### Exercise requirements:
Render the rows as a JSON list of strings, one string per line, starting at the first row and ending with the line that contains "Segment this screenshot: for". Omit blank lines and the pictures.

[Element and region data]

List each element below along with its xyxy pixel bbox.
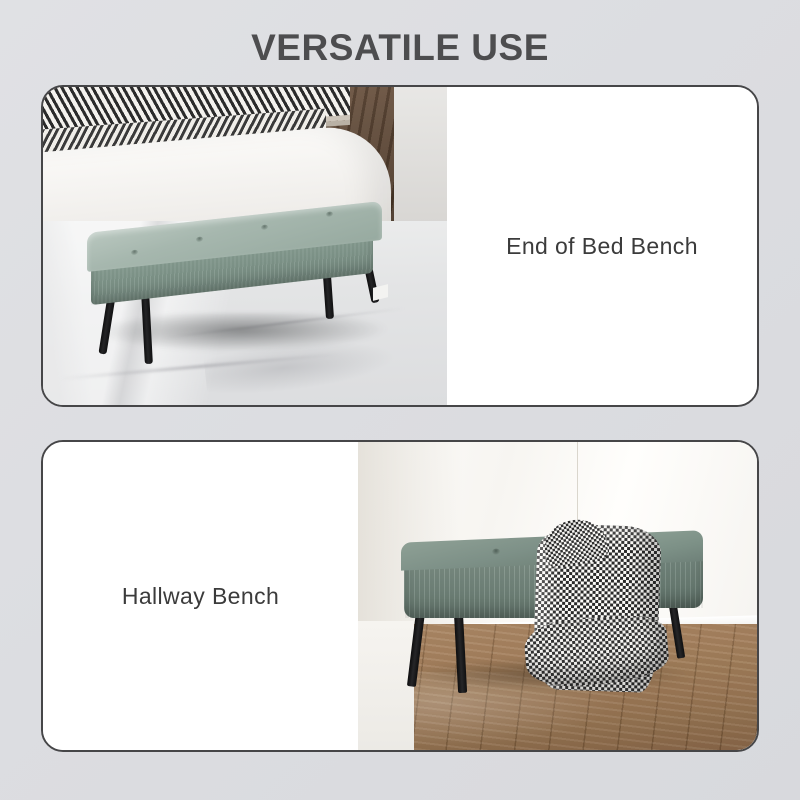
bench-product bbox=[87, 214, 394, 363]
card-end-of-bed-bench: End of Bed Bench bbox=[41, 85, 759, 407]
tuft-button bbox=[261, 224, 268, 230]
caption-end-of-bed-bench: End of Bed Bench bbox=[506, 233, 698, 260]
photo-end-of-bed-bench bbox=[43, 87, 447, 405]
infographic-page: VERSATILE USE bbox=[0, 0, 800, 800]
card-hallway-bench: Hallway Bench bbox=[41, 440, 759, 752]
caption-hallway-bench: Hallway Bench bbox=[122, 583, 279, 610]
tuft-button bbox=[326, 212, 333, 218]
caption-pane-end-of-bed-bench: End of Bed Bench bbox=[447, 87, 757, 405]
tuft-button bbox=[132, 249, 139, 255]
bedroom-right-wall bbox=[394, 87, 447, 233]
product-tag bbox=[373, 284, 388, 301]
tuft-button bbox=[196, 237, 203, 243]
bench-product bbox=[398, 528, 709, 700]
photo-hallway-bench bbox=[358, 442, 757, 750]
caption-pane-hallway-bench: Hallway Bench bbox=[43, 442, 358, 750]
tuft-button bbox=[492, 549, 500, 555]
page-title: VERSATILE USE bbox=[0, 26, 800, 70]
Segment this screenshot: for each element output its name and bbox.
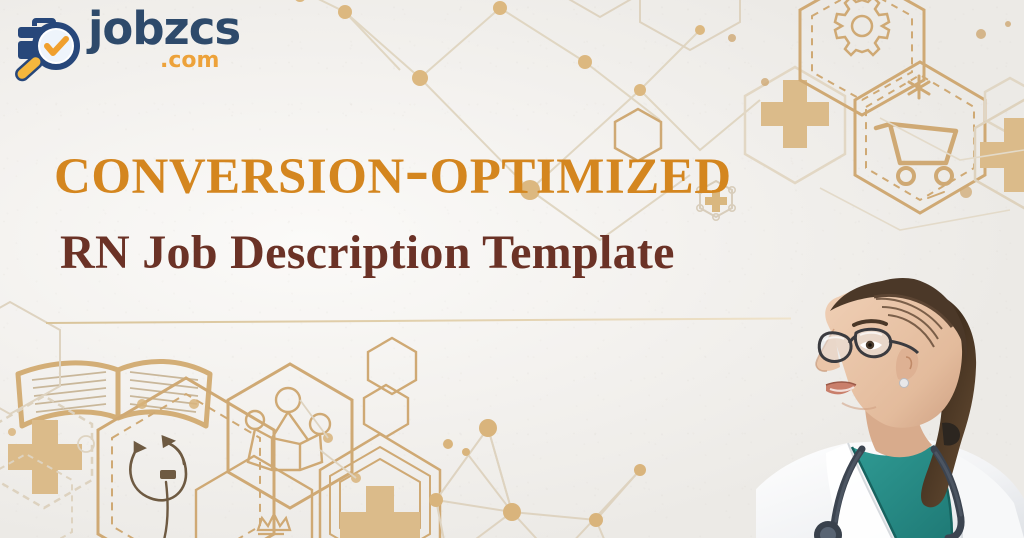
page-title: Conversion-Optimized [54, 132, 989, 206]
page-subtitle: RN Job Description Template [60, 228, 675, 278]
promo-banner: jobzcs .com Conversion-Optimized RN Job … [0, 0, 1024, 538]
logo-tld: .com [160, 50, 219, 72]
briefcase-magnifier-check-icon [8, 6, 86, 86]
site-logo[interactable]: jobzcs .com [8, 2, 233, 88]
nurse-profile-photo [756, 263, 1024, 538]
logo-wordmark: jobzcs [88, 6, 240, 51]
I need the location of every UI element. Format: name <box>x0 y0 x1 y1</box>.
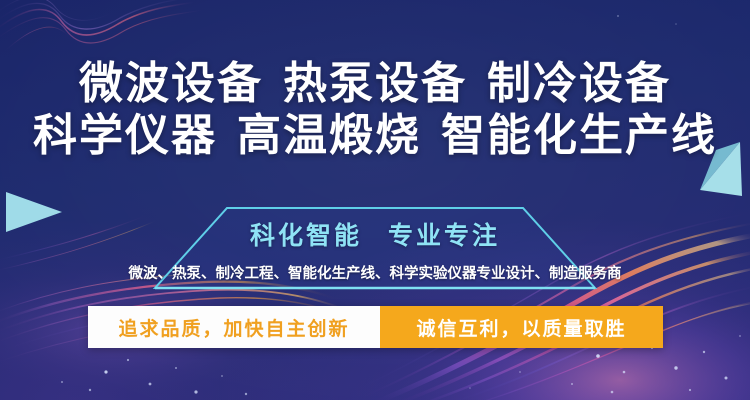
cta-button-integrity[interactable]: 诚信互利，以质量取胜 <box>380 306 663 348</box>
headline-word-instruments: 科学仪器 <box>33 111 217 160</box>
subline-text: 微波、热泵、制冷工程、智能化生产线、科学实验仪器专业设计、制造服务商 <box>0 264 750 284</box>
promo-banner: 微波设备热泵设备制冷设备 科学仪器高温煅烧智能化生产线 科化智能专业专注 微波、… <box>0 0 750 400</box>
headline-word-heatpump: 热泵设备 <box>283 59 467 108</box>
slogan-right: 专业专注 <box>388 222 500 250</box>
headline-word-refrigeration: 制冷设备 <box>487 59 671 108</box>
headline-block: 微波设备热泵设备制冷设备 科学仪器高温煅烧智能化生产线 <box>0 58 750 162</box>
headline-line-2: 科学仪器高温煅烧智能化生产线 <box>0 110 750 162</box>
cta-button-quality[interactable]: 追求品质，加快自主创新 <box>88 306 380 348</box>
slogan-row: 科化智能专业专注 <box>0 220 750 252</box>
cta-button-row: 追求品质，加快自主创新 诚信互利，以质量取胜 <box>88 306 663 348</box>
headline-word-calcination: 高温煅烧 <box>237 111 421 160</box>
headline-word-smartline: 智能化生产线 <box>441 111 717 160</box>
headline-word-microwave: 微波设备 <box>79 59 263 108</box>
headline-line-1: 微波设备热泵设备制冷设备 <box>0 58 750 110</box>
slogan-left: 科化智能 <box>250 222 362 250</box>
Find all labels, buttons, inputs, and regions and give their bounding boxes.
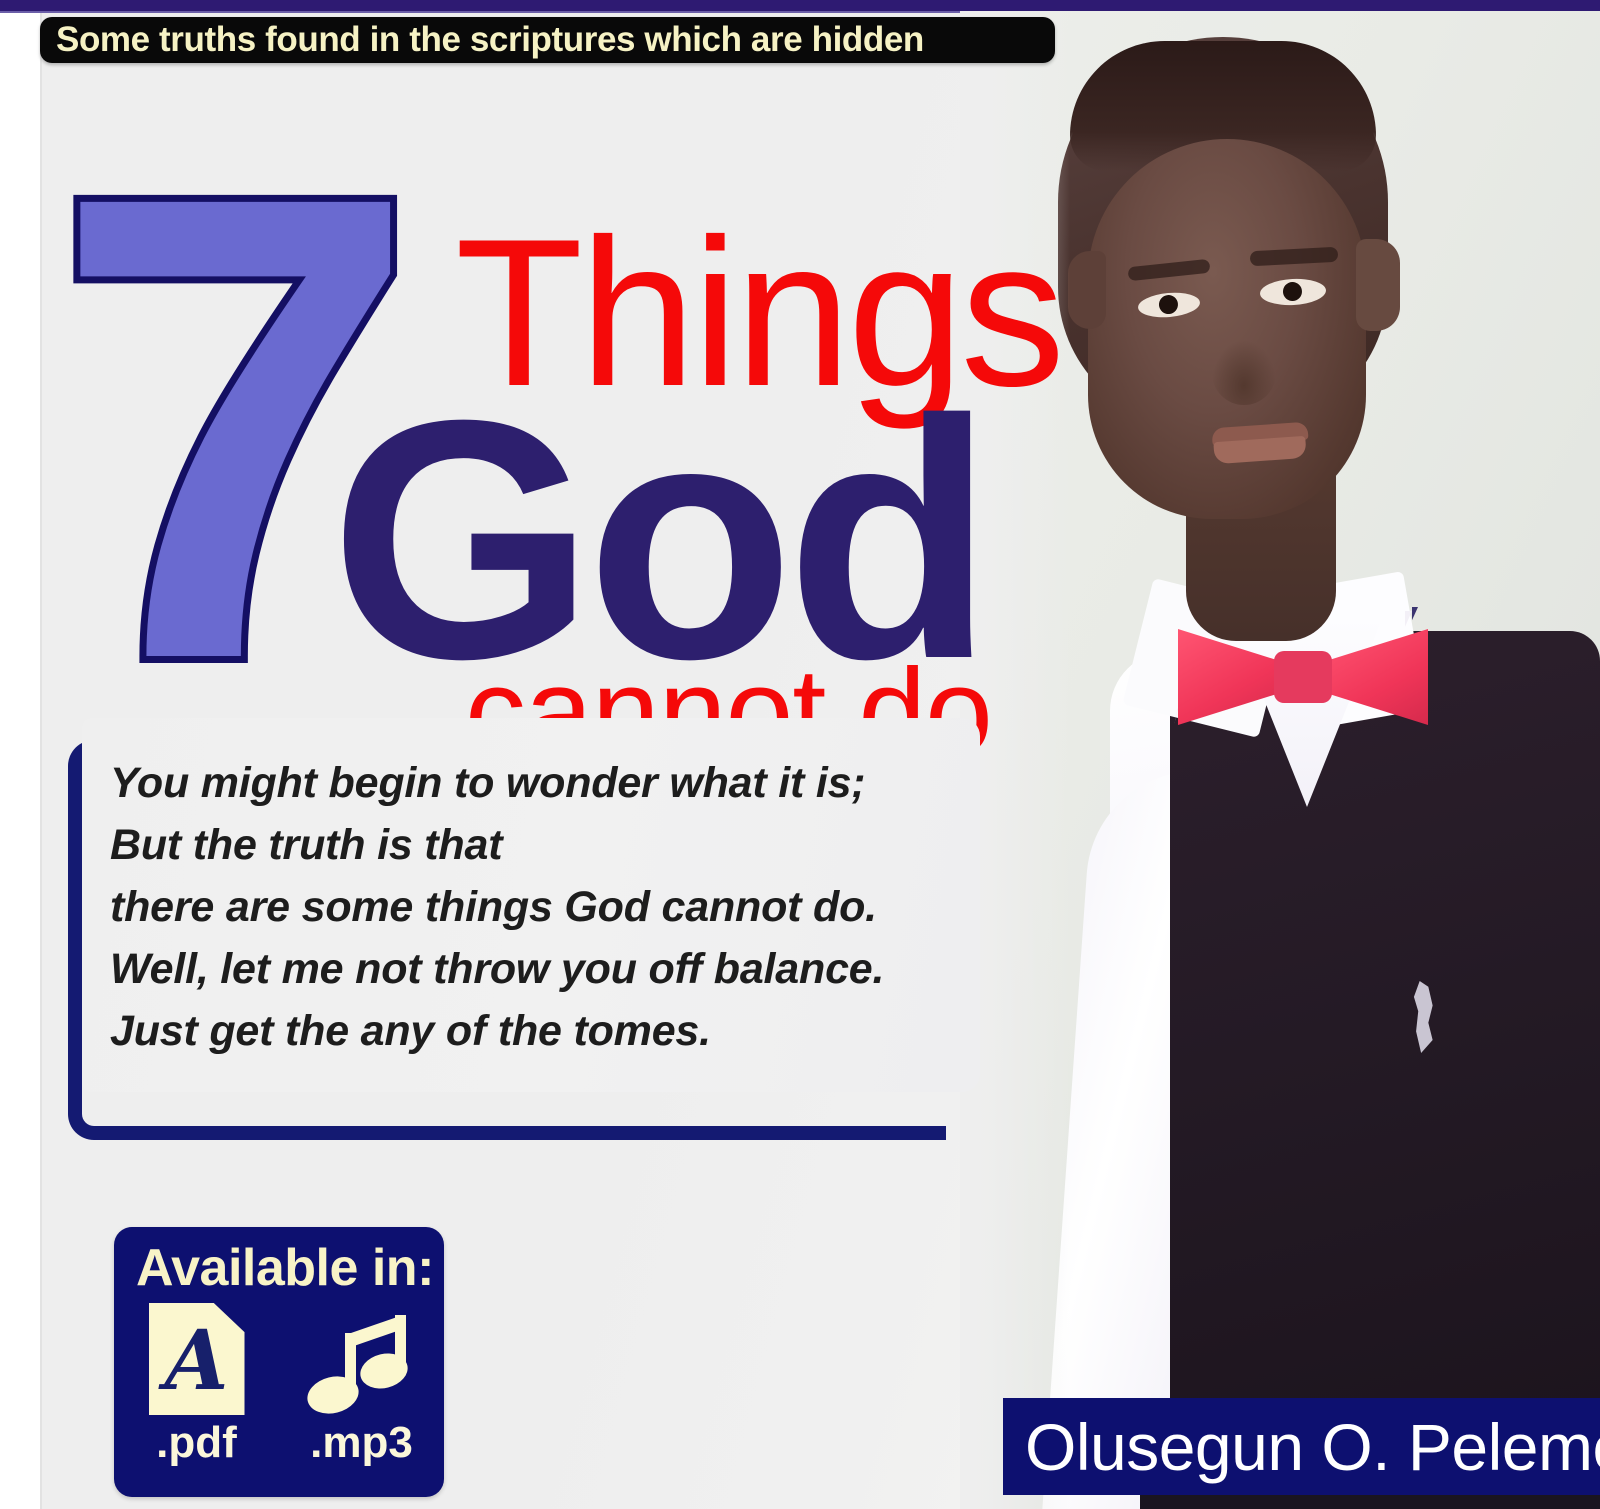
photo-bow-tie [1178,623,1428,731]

### Full response:
[
  "List each element below along with its xyxy pixel bbox.",
  "bench-product bbox=[87, 214, 394, 363]",
  "card-end-of-bed-bench: End of Bed Bench bbox=[41, 85, 759, 407]",
  "tuft-button bbox=[261, 224, 268, 230]",
  "caption-end-of-bed-bench: End of Bed Bench bbox=[506, 233, 698, 260]",
  "photo-end-of-bed-bench bbox=[43, 87, 447, 405]",
  "infographic-page: VERSATILE USE bbox=[0, 0, 800, 800]",
  "card-hallway-bench: Hallway Bench bbox=[41, 440, 759, 752]",
  "caption-hallway-bench: Hallway Bench bbox=[122, 583, 279, 610]",
  "tuft-button bbox=[326, 212, 333, 218]",
  "caption-pane-end-of-bed-bench: End of Bed Bench bbox=[447, 87, 757, 405]",
  "tuft-button bbox=[132, 249, 139, 255]",
  "bedroom-right-wall bbox=[394, 87, 447, 233]",
  "product-tag bbox=[373, 284, 388, 301]",
  "tuft-button bbox=[196, 237, 203, 243]",
  "bench-product bbox=[398, 528, 709, 700]",
  "photo-hallway-bench bbox=[358, 442, 757, 750]",
  "caption-pane-hallway-bench: Hallway Bench bbox=[43, 442, 358, 750]",
  "tuft-button bbox=[492, 549, 500, 555]",
  "page-title: VERSATILE USE bbox=[0, 26, 800, 70]",
  "Segment this screenshot: for each element output its name and bbox."
]